Reproduce word for word every line from the first one through the line that contains "day-cell-15: 15 Sunrise: 7:37", with both of those lines included.

▼▼▼

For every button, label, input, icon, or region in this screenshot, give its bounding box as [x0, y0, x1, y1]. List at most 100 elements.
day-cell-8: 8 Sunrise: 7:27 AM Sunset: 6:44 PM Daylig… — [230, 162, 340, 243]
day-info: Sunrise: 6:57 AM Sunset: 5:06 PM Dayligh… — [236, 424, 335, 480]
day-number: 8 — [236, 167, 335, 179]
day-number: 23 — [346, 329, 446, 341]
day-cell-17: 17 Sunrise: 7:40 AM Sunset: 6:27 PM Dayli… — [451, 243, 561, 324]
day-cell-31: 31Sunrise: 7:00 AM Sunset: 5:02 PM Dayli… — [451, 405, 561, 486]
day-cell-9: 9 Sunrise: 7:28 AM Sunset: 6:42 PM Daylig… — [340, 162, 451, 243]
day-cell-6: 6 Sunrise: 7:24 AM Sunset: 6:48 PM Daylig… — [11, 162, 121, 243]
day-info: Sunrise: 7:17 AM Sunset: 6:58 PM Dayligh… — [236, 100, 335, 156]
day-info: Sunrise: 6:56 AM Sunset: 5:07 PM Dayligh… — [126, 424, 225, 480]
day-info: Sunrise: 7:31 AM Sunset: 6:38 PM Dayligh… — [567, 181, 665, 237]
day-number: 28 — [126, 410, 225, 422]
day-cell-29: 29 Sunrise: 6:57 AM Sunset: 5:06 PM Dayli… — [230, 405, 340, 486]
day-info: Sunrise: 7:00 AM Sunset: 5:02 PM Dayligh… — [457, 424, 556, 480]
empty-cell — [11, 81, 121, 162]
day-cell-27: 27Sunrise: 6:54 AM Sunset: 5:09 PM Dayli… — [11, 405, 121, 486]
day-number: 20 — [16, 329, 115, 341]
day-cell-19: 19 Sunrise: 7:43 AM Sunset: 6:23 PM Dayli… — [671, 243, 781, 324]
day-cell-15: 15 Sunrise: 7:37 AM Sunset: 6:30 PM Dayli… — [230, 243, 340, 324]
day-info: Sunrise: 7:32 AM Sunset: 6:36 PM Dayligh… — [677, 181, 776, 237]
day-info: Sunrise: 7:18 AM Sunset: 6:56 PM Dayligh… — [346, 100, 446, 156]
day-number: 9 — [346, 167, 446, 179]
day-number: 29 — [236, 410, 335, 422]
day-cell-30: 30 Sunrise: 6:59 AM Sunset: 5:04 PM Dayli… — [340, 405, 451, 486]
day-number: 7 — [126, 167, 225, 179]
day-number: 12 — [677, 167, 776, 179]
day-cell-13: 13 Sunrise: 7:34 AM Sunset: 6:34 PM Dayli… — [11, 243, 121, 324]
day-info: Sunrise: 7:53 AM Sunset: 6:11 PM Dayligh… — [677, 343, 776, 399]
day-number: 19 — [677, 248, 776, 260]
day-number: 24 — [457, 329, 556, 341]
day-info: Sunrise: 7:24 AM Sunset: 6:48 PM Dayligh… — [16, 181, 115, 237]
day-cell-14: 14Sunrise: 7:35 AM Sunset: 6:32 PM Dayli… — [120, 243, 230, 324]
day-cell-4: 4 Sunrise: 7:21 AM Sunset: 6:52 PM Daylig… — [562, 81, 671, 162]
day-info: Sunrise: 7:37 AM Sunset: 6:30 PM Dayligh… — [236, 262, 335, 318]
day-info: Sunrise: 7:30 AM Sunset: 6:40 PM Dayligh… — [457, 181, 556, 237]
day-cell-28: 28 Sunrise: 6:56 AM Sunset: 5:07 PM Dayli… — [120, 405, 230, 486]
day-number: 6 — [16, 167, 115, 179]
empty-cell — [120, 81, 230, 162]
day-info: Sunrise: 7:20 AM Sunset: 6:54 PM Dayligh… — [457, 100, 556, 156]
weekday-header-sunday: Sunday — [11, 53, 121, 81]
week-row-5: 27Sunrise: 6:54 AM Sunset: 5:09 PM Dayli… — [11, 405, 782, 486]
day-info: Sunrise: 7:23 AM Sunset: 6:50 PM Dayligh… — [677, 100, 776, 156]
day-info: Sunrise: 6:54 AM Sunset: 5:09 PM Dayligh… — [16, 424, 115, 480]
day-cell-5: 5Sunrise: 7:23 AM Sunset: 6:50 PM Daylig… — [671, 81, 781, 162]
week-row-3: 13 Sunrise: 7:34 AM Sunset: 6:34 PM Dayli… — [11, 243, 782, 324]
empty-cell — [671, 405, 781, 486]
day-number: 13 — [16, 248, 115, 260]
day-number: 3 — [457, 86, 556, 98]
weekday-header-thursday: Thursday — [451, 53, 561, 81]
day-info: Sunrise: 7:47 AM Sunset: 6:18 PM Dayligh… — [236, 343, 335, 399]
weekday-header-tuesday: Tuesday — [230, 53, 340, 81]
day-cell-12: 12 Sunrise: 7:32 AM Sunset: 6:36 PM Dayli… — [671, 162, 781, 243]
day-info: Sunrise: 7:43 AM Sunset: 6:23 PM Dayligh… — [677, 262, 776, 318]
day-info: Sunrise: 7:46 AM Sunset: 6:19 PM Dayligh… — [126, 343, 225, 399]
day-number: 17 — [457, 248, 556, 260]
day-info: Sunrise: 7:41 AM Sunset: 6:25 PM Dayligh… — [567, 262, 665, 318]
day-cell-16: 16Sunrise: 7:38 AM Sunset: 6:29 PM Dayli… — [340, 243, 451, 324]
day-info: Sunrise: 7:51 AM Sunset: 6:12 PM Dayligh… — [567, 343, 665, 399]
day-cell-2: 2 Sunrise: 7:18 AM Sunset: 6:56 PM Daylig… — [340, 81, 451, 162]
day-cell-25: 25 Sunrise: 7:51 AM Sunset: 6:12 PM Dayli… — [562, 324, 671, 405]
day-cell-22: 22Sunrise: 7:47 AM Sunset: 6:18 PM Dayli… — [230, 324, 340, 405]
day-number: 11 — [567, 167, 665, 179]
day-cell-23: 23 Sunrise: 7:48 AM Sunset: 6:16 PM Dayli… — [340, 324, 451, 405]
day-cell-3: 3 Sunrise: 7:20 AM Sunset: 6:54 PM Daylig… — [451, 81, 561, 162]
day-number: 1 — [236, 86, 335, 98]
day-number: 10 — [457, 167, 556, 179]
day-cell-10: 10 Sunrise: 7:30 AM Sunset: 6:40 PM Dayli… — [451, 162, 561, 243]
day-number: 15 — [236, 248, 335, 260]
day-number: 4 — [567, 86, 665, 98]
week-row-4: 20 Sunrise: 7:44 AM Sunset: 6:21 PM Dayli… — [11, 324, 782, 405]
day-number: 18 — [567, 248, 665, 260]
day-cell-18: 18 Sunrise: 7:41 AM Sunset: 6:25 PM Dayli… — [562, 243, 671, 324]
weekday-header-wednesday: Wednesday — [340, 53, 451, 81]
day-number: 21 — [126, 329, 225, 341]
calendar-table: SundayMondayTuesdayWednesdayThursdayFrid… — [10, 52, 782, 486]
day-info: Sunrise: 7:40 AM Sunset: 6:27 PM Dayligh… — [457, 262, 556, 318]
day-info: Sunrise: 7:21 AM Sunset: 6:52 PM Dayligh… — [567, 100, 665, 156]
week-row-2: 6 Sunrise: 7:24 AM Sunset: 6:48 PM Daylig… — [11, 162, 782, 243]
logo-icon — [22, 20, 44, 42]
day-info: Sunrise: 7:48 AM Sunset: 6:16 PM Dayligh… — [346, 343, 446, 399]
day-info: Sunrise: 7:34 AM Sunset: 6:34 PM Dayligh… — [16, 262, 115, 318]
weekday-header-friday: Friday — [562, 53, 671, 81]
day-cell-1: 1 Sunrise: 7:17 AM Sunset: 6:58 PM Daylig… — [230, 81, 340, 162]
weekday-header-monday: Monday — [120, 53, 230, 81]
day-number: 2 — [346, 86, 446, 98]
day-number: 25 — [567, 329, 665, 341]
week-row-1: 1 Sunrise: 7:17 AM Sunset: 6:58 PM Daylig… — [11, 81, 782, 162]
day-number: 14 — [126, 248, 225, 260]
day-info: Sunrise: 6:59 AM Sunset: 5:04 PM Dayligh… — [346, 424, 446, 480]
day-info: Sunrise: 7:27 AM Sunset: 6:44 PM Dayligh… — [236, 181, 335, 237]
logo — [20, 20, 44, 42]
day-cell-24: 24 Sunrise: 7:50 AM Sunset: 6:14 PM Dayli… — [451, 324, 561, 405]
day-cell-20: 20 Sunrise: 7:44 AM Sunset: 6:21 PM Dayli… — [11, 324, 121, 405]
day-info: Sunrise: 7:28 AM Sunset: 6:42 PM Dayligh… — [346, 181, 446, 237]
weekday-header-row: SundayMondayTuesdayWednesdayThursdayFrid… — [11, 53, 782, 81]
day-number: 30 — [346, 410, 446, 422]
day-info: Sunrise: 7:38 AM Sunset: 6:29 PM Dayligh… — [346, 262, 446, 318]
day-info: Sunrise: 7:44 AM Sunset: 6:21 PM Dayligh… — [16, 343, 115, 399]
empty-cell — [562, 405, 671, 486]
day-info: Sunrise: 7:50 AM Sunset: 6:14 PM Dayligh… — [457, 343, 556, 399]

▲▲▲

WRITTEN REPLY:
For every button, label, input, icon, or region in this screenshot, give its bounding box as [x0, y0, x1, y1]. List at most 100 elements.
day-cell-8: 8 Sunrise: 7:27 AM Sunset: 6:44 PM Daylig… — [230, 162, 340, 243]
day-info: Sunrise: 6:57 AM Sunset: 5:06 PM Dayligh… — [236, 424, 335, 480]
day-number: 8 — [236, 167, 335, 179]
day-number: 23 — [346, 329, 446, 341]
day-cell-17: 17 Sunrise: 7:40 AM Sunset: 6:27 PM Dayli… — [451, 243, 561, 324]
day-cell-31: 31Sunrise: 7:00 AM Sunset: 5:02 PM Dayli… — [451, 405, 561, 486]
day-cell-9: 9 Sunrise: 7:28 AM Sunset: 6:42 PM Daylig… — [340, 162, 451, 243]
day-cell-6: 6 Sunrise: 7:24 AM Sunset: 6:48 PM Daylig… — [11, 162, 121, 243]
day-info: Sunrise: 7:17 AM Sunset: 6:58 PM Dayligh… — [236, 100, 335, 156]
day-info: Sunrise: 6:56 AM Sunset: 5:07 PM Dayligh… — [126, 424, 225, 480]
day-info: Sunrise: 7:31 AM Sunset: 6:38 PM Dayligh… — [567, 181, 665, 237]
day-number: 28 — [126, 410, 225, 422]
day-cell-29: 29 Sunrise: 6:57 AM Sunset: 5:06 PM Dayli… — [230, 405, 340, 486]
day-info: Sunrise: 7:00 AM Sunset: 5:02 PM Dayligh… — [457, 424, 556, 480]
empty-cell — [11, 81, 121, 162]
day-cell-27: 27Sunrise: 6:54 AM Sunset: 5:09 PM Dayli… — [11, 405, 121, 486]
day-number: 20 — [16, 329, 115, 341]
day-cell-19: 19 Sunrise: 7:43 AM Sunset: 6:23 PM Dayli… — [671, 243, 781, 324]
day-cell-15: 15 Sunrise: 7:37 AM Sunset: 6:30 PM Dayli… — [230, 243, 340, 324]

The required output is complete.